◆ **Directions for this task**:
Output the data that follows exactly, line for line.

╔══

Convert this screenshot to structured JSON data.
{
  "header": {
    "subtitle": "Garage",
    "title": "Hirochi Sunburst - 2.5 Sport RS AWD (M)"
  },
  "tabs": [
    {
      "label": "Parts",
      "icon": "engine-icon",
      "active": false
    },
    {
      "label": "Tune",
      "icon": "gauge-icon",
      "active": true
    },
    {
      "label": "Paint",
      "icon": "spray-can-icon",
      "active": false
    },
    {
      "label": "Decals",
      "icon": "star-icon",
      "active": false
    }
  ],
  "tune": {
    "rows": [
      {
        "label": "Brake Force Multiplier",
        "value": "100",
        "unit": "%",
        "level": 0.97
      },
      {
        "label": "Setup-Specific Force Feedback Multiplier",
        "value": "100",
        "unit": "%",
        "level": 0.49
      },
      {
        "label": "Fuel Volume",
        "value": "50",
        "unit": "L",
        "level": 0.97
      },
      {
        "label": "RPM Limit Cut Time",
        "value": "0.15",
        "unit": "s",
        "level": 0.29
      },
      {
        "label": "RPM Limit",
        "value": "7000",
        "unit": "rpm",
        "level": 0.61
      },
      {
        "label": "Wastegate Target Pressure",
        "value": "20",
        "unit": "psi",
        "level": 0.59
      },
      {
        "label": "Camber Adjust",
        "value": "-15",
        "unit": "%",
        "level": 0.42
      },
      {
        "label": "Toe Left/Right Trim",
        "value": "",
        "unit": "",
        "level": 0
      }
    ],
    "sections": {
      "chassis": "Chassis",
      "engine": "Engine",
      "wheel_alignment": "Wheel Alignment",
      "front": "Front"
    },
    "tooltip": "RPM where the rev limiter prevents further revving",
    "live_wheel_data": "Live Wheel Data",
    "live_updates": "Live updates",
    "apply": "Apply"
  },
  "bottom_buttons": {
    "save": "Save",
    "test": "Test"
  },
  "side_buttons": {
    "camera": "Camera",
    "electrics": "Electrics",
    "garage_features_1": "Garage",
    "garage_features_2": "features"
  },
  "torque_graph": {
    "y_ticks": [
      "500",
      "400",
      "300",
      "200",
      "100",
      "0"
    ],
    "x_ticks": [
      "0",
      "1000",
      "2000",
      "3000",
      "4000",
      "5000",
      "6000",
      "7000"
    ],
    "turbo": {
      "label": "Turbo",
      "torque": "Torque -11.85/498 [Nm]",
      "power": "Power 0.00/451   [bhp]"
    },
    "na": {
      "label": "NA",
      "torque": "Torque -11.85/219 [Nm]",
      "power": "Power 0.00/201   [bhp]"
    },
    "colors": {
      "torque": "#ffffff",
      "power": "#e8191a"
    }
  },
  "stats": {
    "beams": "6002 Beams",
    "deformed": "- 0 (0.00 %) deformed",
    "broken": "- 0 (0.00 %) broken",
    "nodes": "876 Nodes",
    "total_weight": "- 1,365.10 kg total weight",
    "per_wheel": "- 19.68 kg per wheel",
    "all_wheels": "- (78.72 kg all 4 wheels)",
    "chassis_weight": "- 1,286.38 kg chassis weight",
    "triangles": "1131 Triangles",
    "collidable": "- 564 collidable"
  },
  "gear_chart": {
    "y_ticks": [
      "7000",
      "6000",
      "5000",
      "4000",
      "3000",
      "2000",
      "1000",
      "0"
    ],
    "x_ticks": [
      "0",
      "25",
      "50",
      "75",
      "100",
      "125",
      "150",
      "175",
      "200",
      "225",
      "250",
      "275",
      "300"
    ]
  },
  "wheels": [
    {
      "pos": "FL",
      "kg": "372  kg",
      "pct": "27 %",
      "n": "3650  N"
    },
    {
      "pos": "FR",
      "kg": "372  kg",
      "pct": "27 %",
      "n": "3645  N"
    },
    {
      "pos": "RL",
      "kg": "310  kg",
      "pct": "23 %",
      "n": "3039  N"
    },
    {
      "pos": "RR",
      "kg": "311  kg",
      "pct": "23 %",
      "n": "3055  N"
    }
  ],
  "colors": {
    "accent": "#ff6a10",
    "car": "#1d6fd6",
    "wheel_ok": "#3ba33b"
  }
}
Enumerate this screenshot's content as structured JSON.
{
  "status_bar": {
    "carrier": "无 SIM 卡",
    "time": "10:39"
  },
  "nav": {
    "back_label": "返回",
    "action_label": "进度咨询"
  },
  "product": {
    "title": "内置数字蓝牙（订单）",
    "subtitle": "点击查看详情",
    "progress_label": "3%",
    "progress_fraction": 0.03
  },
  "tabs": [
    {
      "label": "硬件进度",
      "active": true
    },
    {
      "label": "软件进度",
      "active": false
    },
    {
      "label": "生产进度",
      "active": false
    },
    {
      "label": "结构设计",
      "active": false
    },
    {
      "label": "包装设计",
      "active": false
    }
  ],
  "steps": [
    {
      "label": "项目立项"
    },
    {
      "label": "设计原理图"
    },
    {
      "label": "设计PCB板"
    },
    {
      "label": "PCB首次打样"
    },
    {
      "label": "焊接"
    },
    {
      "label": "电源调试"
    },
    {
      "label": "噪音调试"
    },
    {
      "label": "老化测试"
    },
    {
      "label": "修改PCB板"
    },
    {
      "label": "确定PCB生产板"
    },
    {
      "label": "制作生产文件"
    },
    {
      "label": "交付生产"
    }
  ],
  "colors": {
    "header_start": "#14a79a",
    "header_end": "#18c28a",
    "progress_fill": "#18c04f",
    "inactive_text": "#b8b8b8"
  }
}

╚══

◆ **Final result**:
Convert this screenshot to structured JSON data.
{
  "header": {
    "subtitle": "Garage",
    "title": "Hirochi Sunburst - 2.5 Sport RS AWD (M)"
  },
  "tabs": [
    {
      "label": "Parts",
      "icon": "engine-icon",
      "active": false
    },
    {
      "label": "Tune",
      "icon": "gauge-icon",
      "active": true
    },
    {
      "label": "Paint",
      "icon": "spray-can-icon",
      "active": false
    },
    {
      "label": "Decals",
      "icon": "star-icon",
      "active": false
    }
  ],
  "tune": {
    "rows": [
      {
        "label": "Brake Force Multiplier",
        "value": "100",
        "unit": "%",
        "level": 0.97
      },
      {
        "label": "Setup-Specific Force Feedback Multiplier",
        "value": "100",
        "unit": "%",
        "level": 0.49
      },
      {
        "label": "Fuel Volume",
        "value": "50",
        "unit": "L",
        "level": 0.97
      },
      {
        "label": "RPM Limit Cut Time",
        "value": "0.15",
        "unit": "s",
        "level": 0.29
      },
      {
        "label": "RPM Limit",
        "value": "7000",
        "unit": "rpm",
        "level": 0.61
      },
      {
        "label": "Wastegate Target Pressure",
        "value": "20",
        "unit": "psi",
        "level": 0.59
      },
      {
        "label": "Camber Adjust",
        "value": "-15",
        "unit": "%",
        "level": 0.42
      },
      {
        "label": "Toe Left/Right Trim",
        "value": "",
        "unit": "",
        "level": 0
      }
    ],
    "sections": {
      "chassis": "Chassis",
      "engine": "Engine",
      "wheel_alignment": "Wheel Alignment",
      "front": "Front"
    },
    "tooltip": "RPM where the rev limiter prevents further revving",
    "live_wheel_data": "Live Wheel Data",
    "live_updates": "Live updates",
    "apply": "Apply"
  },
  "bottom_buttons": {
    "save": "Save",
    "test": "Test"
  },
  "side_buttons": {
    "camera": "Camera",
    "electrics": "Electrics",
    "garage_features_1": "Garage",
    "garage_features_2": "features"
  },
  "torque_graph": {
    "y_ticks": [
      "500",
      "400",
      "300",
      "200",
      "100",
      "0"
    ],
    "x_ticks": [
      "0",
      "1000",
      "2000",
      "3000",
      "4000",
      "5000",
      "6000",
      "7000"
    ],
    "turbo": {
      "label": "Turbo",
      "torque": "Torque -11.85/498 [Nm]",
      "power": "Power 0.00/451   [bhp]"
    },
    "na": {
      "label": "NA",
      "torque": "Torque -11.85/219 [Nm]",
      "power": "Power 0.00/201   [bhp]"
    },
    "colors": {
      "torque": "#ffffff",
      "power": "#e8191a"
    }
  },
  "stats": {
    "beams": "6002 Beams",
    "deformed": "- 0 (0.00 %) deformed",
    "broken": "- 0 (0.00 %) broken",
    "nodes": "876 Nodes",
    "total_weight": "- 1,365.10 kg total weight",
    "per_wheel": "- 19.68 kg per wheel",
    "all_wheels": "- (78.72 kg all 4 wheels)",
    "chassis_weight": "- 1,286.38 kg chassis weight",
    "triangles": "1131 Triangles",
    "collidable": "- 564 collidable"
  },
  "gear_chart": {
    "y_ticks": [
      "7000",
      "6000",
      "5000",
      "4000",
      "3000",
      "2000",
      "1000",
      "0"
    ],
    "x_ticks": [
      "0",
      "25",
      "50",
      "75",
      "100",
      "125",
      "150",
      "175",
      "200",
      "225",
      "250",
      "275",
      "300"
    ]
  },
  "wheels": [
    {
      "pos": "FL",
      "kg": "372  kg",
      "pct": "27 %",
      "n": "3650  N"
    },
    {
      "pos": "FR",
      "kg": "372  kg",
      "pct": "27 %",
      "n": "3645  N"
    },
    {
      "pos": "RL",
      "kg": "310  kg",
      "pct": "23 %",
      "n": "3039  N"
    },
    {
      "pos": "RR",
      "kg": "311  kg",
      "pct": "23 %",
      "n": "3055  N"
    }
  ],
  "colors": {
    "accent": "#ff6a10",
    "car": "#1d6fd6",
    "wheel_ok": "#3ba33b"
  }
}
Enumerate this screenshot's content as structured JSON.
{
  "status_bar": {
    "carrier": "无 SIM 卡",
    "time": "10:39"
  },
  "nav": {
    "back_label": "返回",
    "action_label": "进度咨询"
  },
  "product": {
    "title": "内置数字蓝牙（订单）",
    "subtitle": "点击查看详情",
    "progress_label": "3%",
    "progress_fraction": 0.03
  },
  "tabs": [
    {
      "label": "硬件进度",
      "active": true
    },
    {
      "label": "软件进度",
      "active": false
    },
    {
      "label": "生产进度",
      "active": false
    },
    {
      "label": "结构设计",
      "active": false
    },
    {
      "label": "包装设计",
      "active": false
    }
  ],
  "steps": [
    {
      "label": "项目立项"
    },
    {
      "label": "设计原理图"
    },
    {
      "label": "设计PCB板"
    },
    {
      "label": "PCB首次打样"
    },
    {
      "label": "焊接"
    },
    {
      "label": "电源调试"
    },
    {
      "label": "噪音调试"
    },
    {
      "label": "老化测试"
    },
    {
      "label": "修改PCB板"
    },
    {
      "label": "确定PCB生产板"
    },
    {
      "label": "制作生产文件"
    },
    {
      "label": "交付生产"
    }
  ],
  "colors": {
    "header_start": "#14a79a",
    "header_end": "#18c28a",
    "progress_fill": "#18c04f",
    "inactive_text": "#b8b8b8"
  }
}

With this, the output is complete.